* Directive *
From the entries that follow, gather each line holding the word "hotel".

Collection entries
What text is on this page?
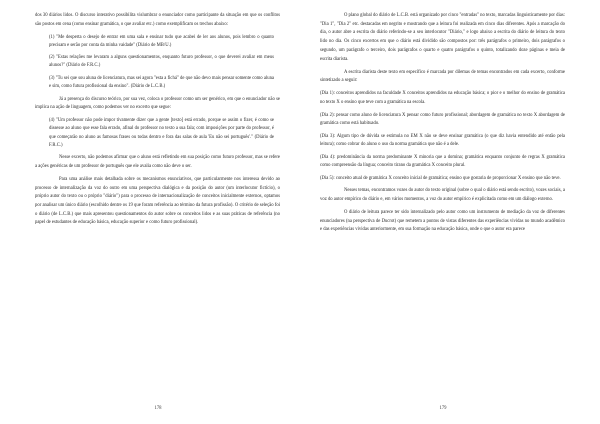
dos 30 diários lidos. O discurso interativo possibilita vislumbrar o enunciador como participante da situação em que os conflitos são postos em cena (como ensinar gramática, o que avaliar etc.) como exemplificam os trechos abaixo:

(1) "Me desperta o desejo de entrar em uma sala e ensinar tudo que acabei de ler aos alunos, pois lembro o quanto precisam e serão por conta da minha vaidade" (Diário de MB/U.)

(2) "Estas relações me levaram a alguns questionamentos, enquanto futuro professor, o que deverei avaliar em meus alunos?" (Diário de F.R.C.)

(3) "Tu sei que sou aluna de licenciatura, mas sei agora "esta a fichá" de que não devo mais pensar somente como aluna e sim, como futura profissional da ensino". (Diário de L.C.B.)

Já a presença do discurso teórico, por sua vez, coloca o professor como um ser genérico, em que o enunciador não se implica na ação de linguagem, como podemos ver no excerto que segue:

(4) "Um professor não pode impor tivamente dizer que a gente [texto] está errado, porque se assim o fizer, é como se dissesse ao aluno que esse fala errado, afinal do professor no texto a sua fala; com imposições por parte do professor, é que começarão no aluno as famosas frases ou todas dentro e fora das salas de aula 'Eu não sei português'." (Diário de F.R.C.)

Nesse excerto, não podemos afirmar que o aluno está refletindo em sua posição como futuro professor, mas se refere a ações genéricas de um professor de português que ele avalia como não deve o ser.

Para uma análise mais detalhada sobre os mecanismos enunciativos, que particularmente nos interessa devido ao processo de internalização da voz do outro em uma perspectiva dialógica e da posição do autor (um interlocutor fictício), o próprio autor do texto ou o próprio "diário") para o processo de internacionalização de conceitos inicialmente externos, optamos por analisar um único diário (escolhido dentre os 19 que foram referência ao término da futura profissão). O critério de seleção foi o diário (de L.C.B.) que mais apresentou questionamentos do autor sobre os conceitos lidos e as suas práticas de referência (no papel de estudantes de educação básica, educação superior e como futuro profissional).

O plano global do diário de L.C.B. está organizado por cinco "entradas" no texto, marcadas linguisticamente por dias: "Dia 1", "Dia 2" etc. destacadas em negrito e mostrando que a leitura foi realizada em cinco dias diferentes. Após a marcação do dia, o autor abre a escrita do diário referindo-se a seu interlocutor "Diário," e logo abaixo a escrita do diário de leitura do texto lido no dia. Os cinco excertos em que o diário está dividido são compostos por: três parágrafos o primeiro, dois parágrafos o segundo, um parágrafo o terceiro, dois parágrafos o quarto e quatro parágrafos o quinto, totalizando doze páginas e meia de escrita diarista.

A escrita diarista deste texto em específico é marcada por dilemas de temas encontrados em cada excerto, conforme sintetizado a seguir:

(Dia 1): conceitos aprendidos na faculdade X conceitos aprendidos na educação básica; o pior e o melhor do ensino de gramática no texto X o ensino que teve com a gramática na escola.

(Dia 2): pensar como aluno de licenciatura X pensar como futuro profissional; abordagem de gramática no texto X abordagem de gramática como está habituado.

(Dia 3): Algum tipo de dúvida se estimula no EM X não se deve ensinar gramática (o que diz havia entendido até então pela leitura); como cobrar do aluno o uso da norma gramática que não é a dele.

(Dia 4): predominância da norma predominante X minoria que a domina; gramática enquanto conjunto de regras X gramática como compreensão da língua; conceito tirano da gramática X conceito plural.

(Dia 5): conceito atual de gramática X conceito inicial de gramática; ensino que gostaria de proporcionar X ensino que não teve.

Nesses temas, encontramos vozes do autor do texto original (sobre o qual o diário está sendo escrito), vozes sociais, a voz do autor empírico do diário e, em vários momentos, a voz do autor empírico é explicitada como em um diálogo externo.

O diário de leitura parece ter sido internalizado pelo autor como um instrumento de mediação da voz de diferentes enunciadores (na perspectiva de Ducrot) que remetem a pontos de vistas diferentes das experiências vividas no mundo acadêmico e das experiências vividas anteriormente, em sua formação na educação básica, onde o que o autor era parece

178	179
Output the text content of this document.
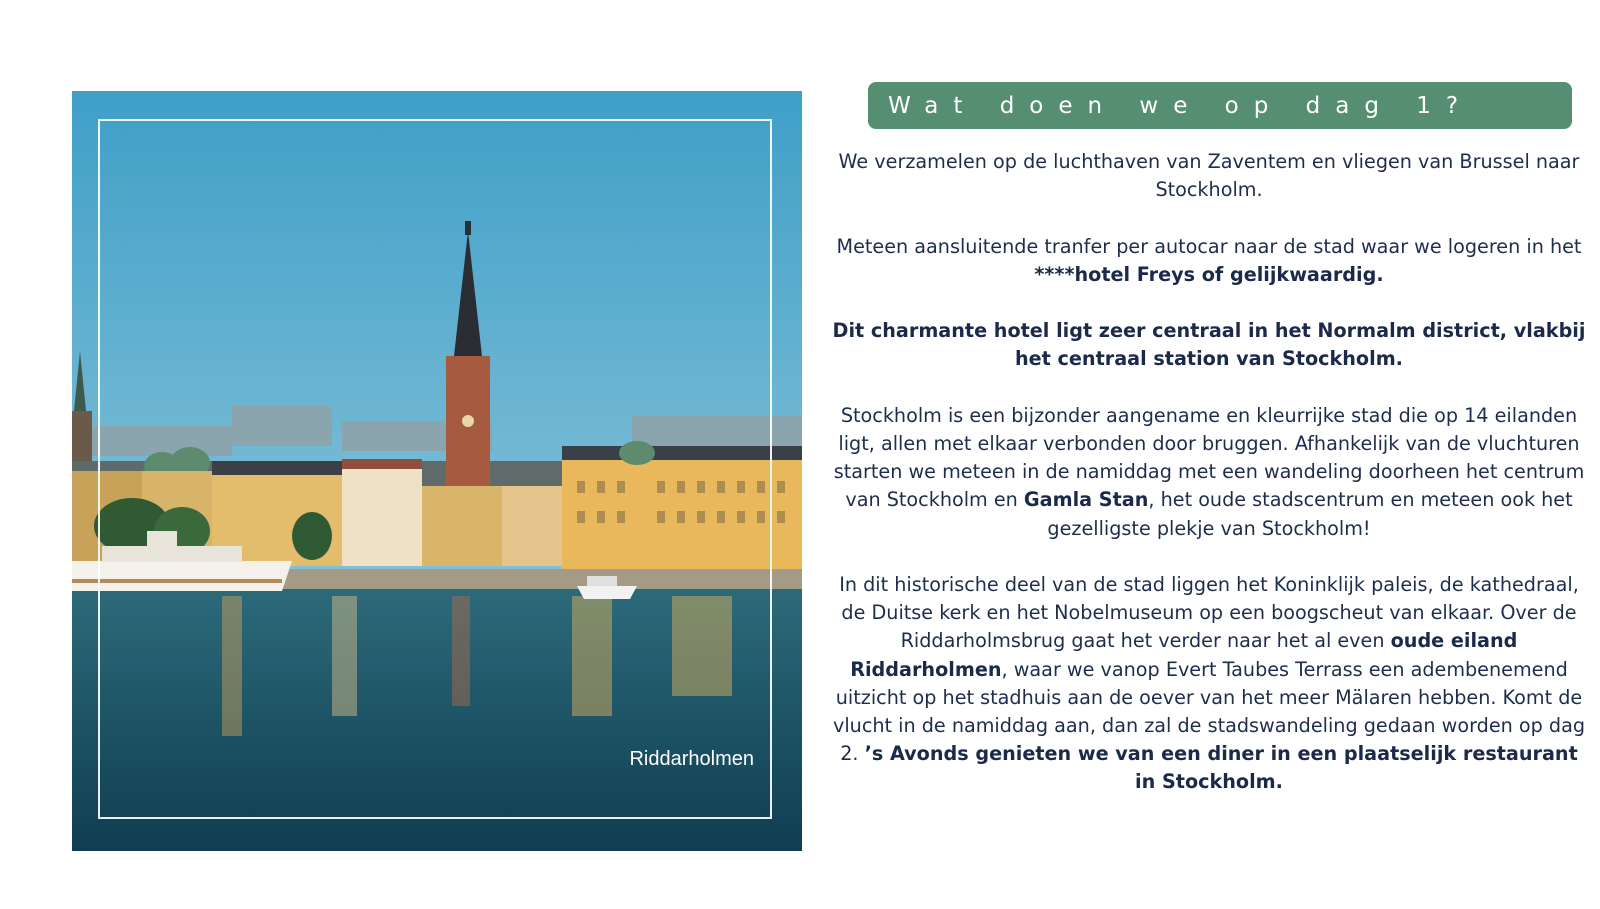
Riddarholmen
Wat doen we op dag 1?

We verzamelen op de luchthaven van Zaventem en vliegen van Brussel naar Stockholm.

Meteen aansluitende tranfer per autocar naar de stad waar we logeren in het ****hotel Freys of gelijkwaardig.

Dit charmante hotel ligt zeer centraal in het Normalm district, vlakbij het centraal station van Stockholm.

Stockholm is een bijzonder aangename en kleurrijke stad die op 14 eilanden ligt, allen met elkaar verbonden door bruggen. Afhankelijk van de vluchturen starten we meteen in de namiddag met een wandeling doorheen het centrum van Stockholm en Gamla Stan, het oude stadscentrum en meteen ook het gezelligste plekje van Stockholm!

In dit historische deel van de stad liggen het Koninklijk paleis, de kathedraal, de Duitse kerk en het Nobelmuseum op een boogscheut van elkaar. Over de Riddarholmsbrug gaat het verder naar het al even oude eiland Riddarholmen, waar we vanop Evert Taubes Terrass een adembenemend

uitzicht op het stadhuis aan de oever van het meer Mälaren hebben. Komt de vlucht in de namiddag aan, dan zal de stadswandeling gedaan worden op dag 2. ’s Avonds genieten we van een diner in een plaatselijk restaurant in Stockholm.
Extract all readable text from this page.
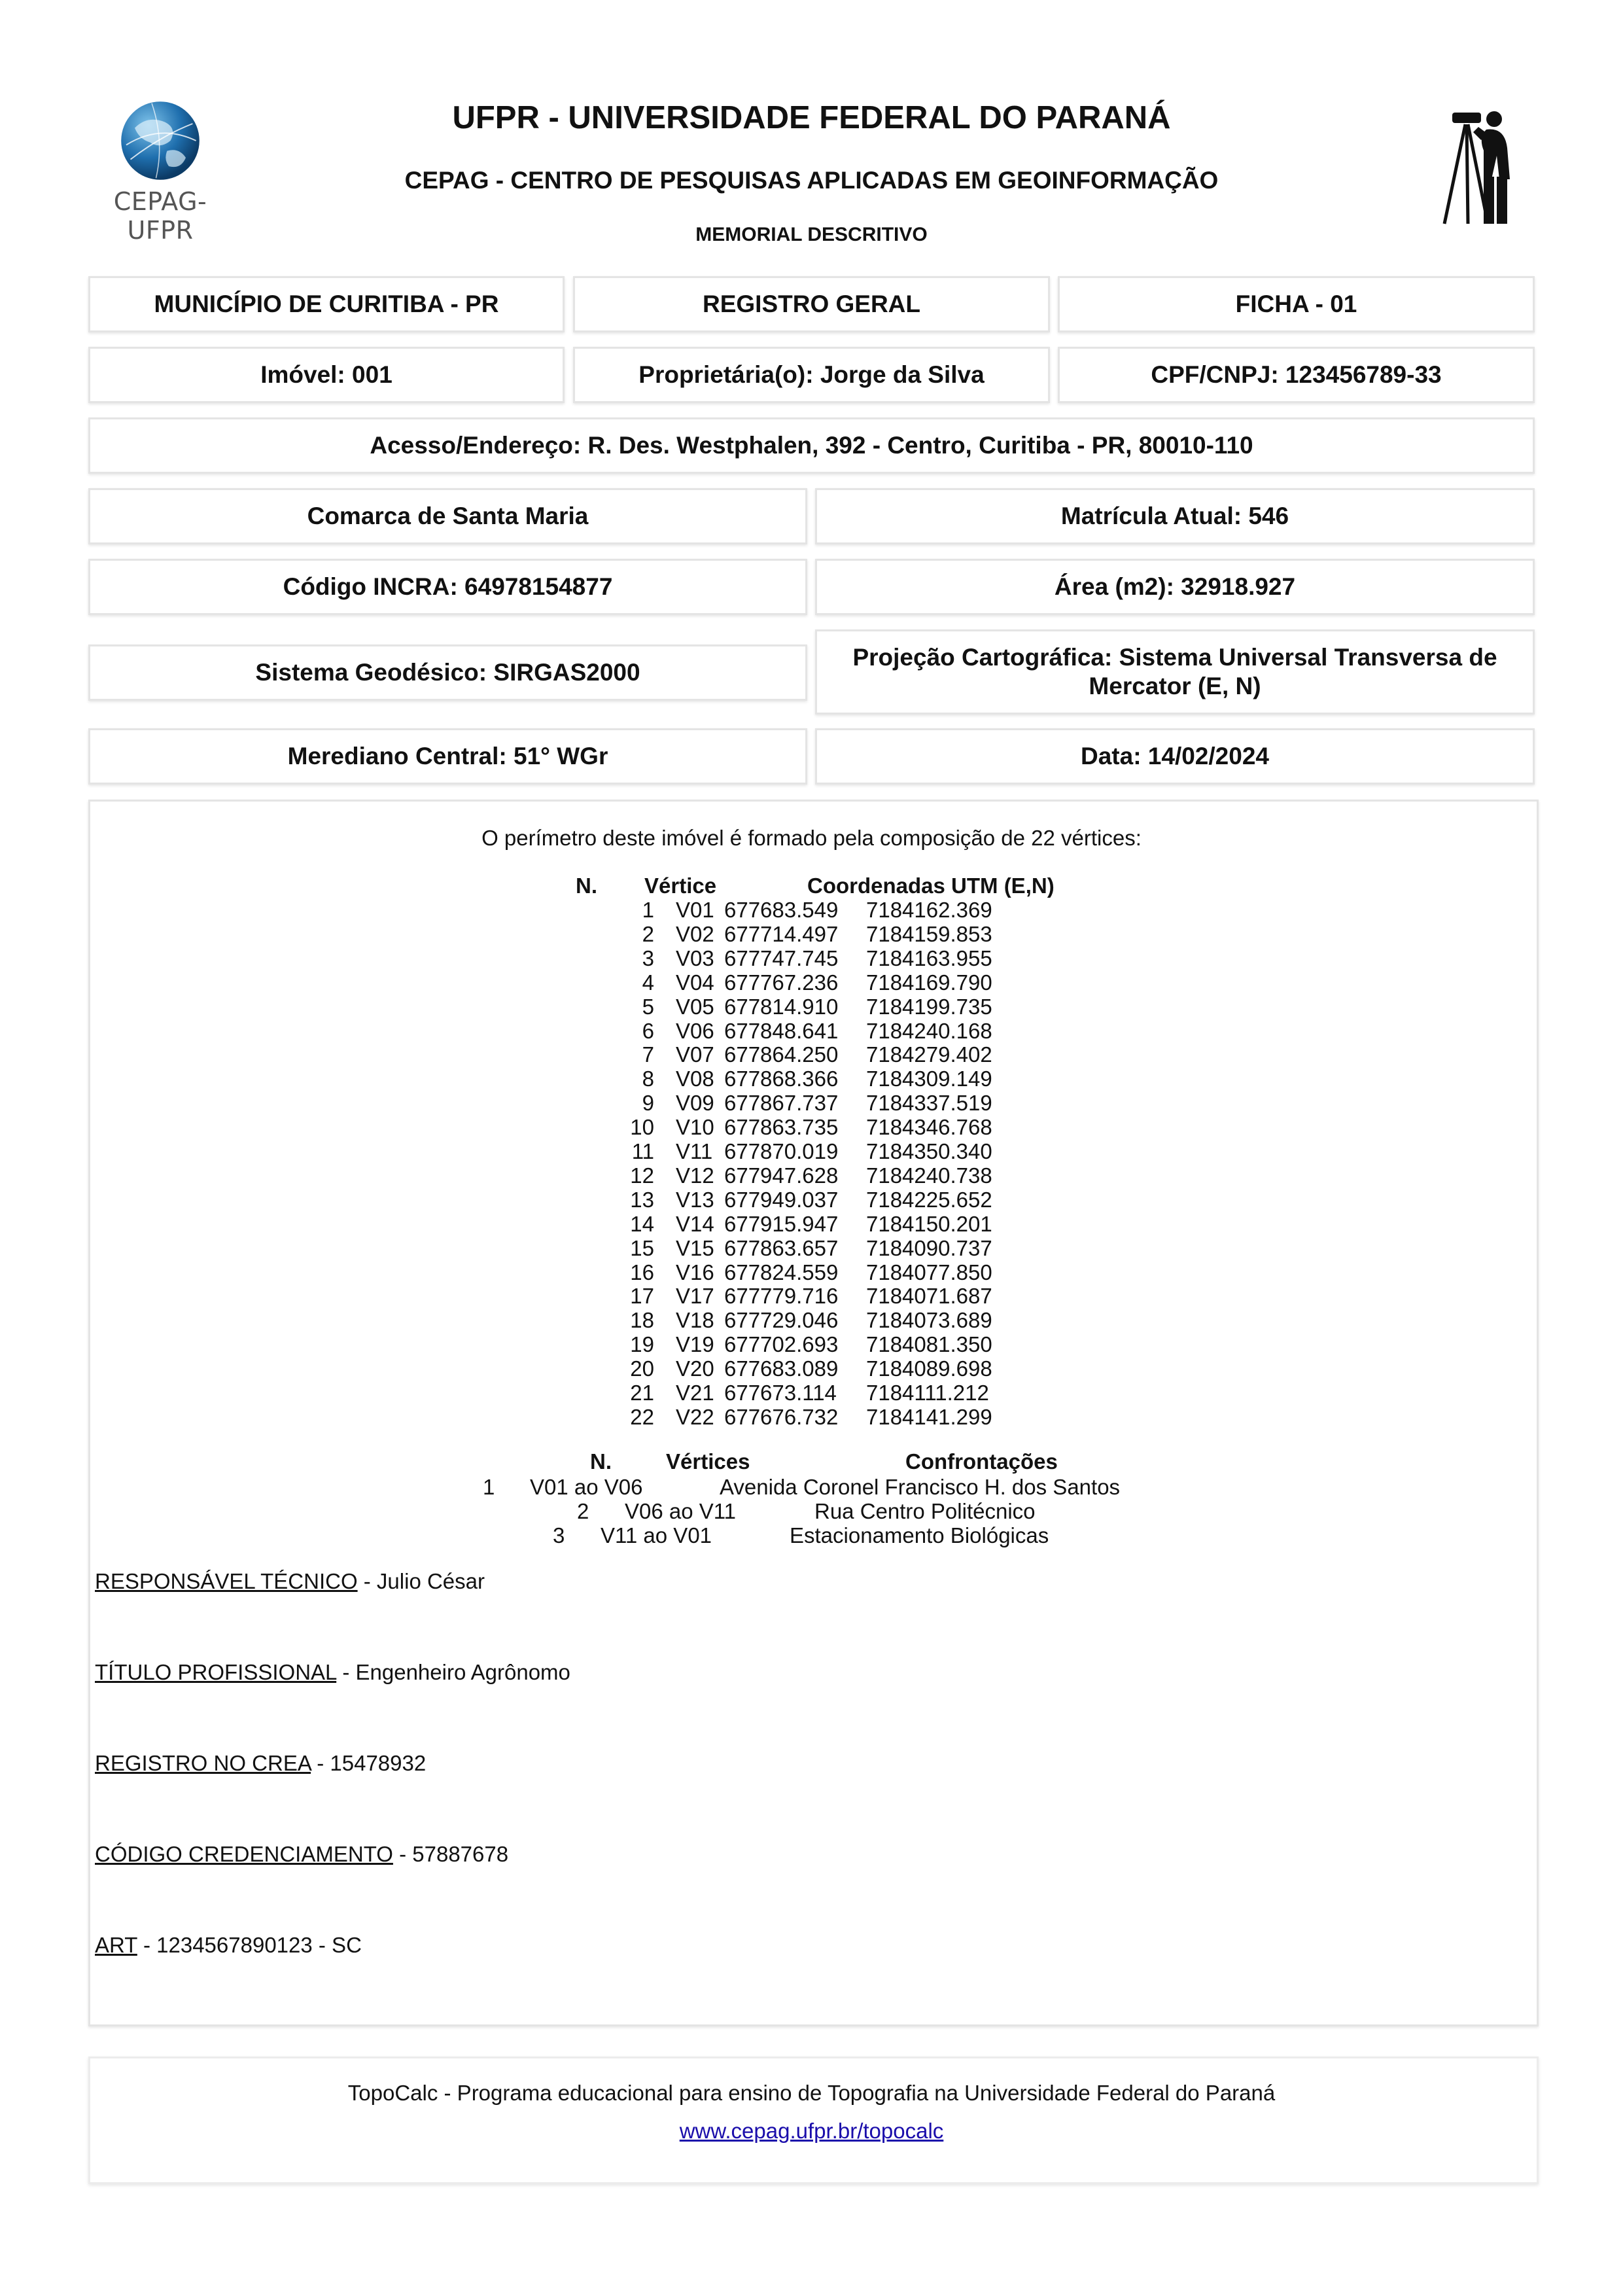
CEPAG-UFPR
UFPR - UNIVERSIDADE FEDERAL DO PARANÁ
CEPAG - CENTRO DE PESQUISAS APLICADAS EM GEOINFORMAÇÃO
MEMORIAL DESCRITIVO
MUNICÍPIO DE CURITIBA - PR	REGISTRO GERAL	FICHA - 01
Imóvel: 001	Proprietária(o): Jorge da Silva	CPF/CNPJ: 123456789-33
Acesso/Endereço: R. Des. Westphalen, 392 - Centro, Curitiba - PR, 80010-110
Comarca de Santa Maria	Matrícula Atual: 546
Código INCRA: 64978154877	Área (m2): 32918.927
Sistema Geodésico: SIRGAS2000
Projeção Cartográfica: Sistema Universal Transversa de Mercator (E, N)
Merediano Central: 51° WGr	Data: 14/02/2024
O perímetro deste imóvel é formado pela composição de 22 vértices:
N. Vértice	Coordenadas UTM (E,N)
1 V01 677683.549 7184162.369
2 V02 677714.497 7184159.853
3 V03 677747.745 7184163.955
4 V04 677767.236 7184169.790
5 V05 677814.910 7184199.735
6 V06 677848.641 7184240.168
7 V07 677864.250 7184279.402
8 V08 677868.366 7184309.149
9 V09 677867.737 7184337.519
10 V10 677863.735 7184346.768
11 V11 677870.019 7184350.340
12 V12 677947.628 7184240.738
13 V13 677949.037 7184225.652
14 V14 677915.947 7184150.201
15 V15 677863.657 7184090.737
16 V16 677824.559 7184077.850
17 V17 677779.716 7184071.687
18 V18 677729.046 7184073.689
19 V19 677702.693 7184081.350
20 V20 677683.089 7184089.698
21 V21 677673.114 7184111.212
22 V22 677676.732 7184141.299
N.	Vértices	Confrontações
1 V01 ao V06	Avenida Coronel Francisco H. dos Santos
2 V06 ao V11	Rua Centro Politécnico
3 V11 ao V01	Estacionamento Biológicas
RESPONSÁVEL TÉCNICO - Julio César
TÍTULO PROFISSIONAL - Engenheiro Agrônomo
REGISTRO NO CREA - 15478932
CÓDIGO CREDENCIAMENTO - 57887678
ART - 1234567890123 - SC
TopoCalc - Programa educacional para ensino de Topografia na Universidade Federal do Paraná
www.cepag.ufpr.br/topocalc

* Response to the task *
Meteen aansluitende tranfer per autocar naar de stad waar we logeren in het ****hotel Freys of gelijkwaardig.
Dit charmante hotel ligt zeer centraal in het Normalm district, vlakbij het centraal station van Stockholm.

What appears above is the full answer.